Print the listing below in its entirety, character for character.

RECORDS PROVIDED -
_____

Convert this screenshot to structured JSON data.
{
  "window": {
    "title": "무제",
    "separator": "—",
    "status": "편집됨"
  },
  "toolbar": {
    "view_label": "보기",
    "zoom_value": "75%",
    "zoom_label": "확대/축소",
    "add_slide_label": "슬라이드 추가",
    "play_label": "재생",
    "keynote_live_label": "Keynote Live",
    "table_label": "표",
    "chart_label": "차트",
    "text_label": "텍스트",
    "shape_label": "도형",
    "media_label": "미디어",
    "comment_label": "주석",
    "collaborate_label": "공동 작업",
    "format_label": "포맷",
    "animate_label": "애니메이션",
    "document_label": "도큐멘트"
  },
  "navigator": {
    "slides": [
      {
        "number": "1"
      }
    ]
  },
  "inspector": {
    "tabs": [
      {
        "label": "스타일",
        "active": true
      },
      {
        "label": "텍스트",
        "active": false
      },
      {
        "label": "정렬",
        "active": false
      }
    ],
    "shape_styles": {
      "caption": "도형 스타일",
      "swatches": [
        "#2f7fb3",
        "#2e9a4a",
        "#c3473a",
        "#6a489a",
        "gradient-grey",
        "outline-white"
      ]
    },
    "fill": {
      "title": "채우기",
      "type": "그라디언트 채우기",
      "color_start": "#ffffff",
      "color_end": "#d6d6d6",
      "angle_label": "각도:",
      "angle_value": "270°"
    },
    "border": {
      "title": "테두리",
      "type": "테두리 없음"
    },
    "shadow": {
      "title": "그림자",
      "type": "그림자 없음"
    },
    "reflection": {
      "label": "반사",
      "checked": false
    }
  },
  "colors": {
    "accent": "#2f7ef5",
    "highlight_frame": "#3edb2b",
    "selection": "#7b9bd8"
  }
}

_____

EXERCISE SOLUTION -
Convert this screenshot to structured JSON data.
{
  "window": {
    "title": "무제",
    "separator": "—",
    "status": "편집됨"
  },
  "toolbar": {
    "view_label": "보기",
    "zoom_value": "75%",
    "zoom_label": "확대/축소",
    "add_slide_label": "슬라이드 추가",
    "play_label": "재생",
    "keynote_live_label": "Keynote Live",
    "table_label": "표",
    "chart_label": "차트",
    "text_label": "텍스트",
    "shape_label": "도형",
    "media_label": "미디어",
    "comment_label": "주석",
    "collaborate_label": "공동 작업",
    "format_label": "포맷",
    "animate_label": "애니메이션",
    "document_label": "도큐멘트"
  },
  "navigator": {
    "slides": [
      {
        "number": "1"
      }
    ]
  },
  "inspector": {
    "tabs": [
      {
        "label": "스타일",
        "active": true
      },
      {
        "label": "텍스트",
        "active": false
      },
      {
        "label": "정렬",
        "active": false
      }
    ],
    "shape_styles": {
      "caption": "도형 스타일",
      "swatches": [
        "#2f7fb3",
        "#2e9a4a",
        "#c3473a",
        "#6a489a",
        "gradient-grey",
        "outline-white"
      ]
    },
    "fill": {
      "title": "채우기",
      "type": "그라디언트 채우기",
      "color_start": "#ffffff",
      "color_end": "#d6d6d6",
      "angle_label": "각도:",
      "angle_value": "270°"
    },
    "border": {
      "title": "테두리",
      "type": "테두리 없음"
    },
    "shadow": {
      "title": "그림자",
      "type": "그림자 없음"
    },
    "reflection": {
      "label": "반사",
      "checked": false
    }
  },
  "colors": {
    "accent": "#2f7ef5",
    "highlight_frame": "#3edb2b",
    "selection": "#7b9bd8"
  }
}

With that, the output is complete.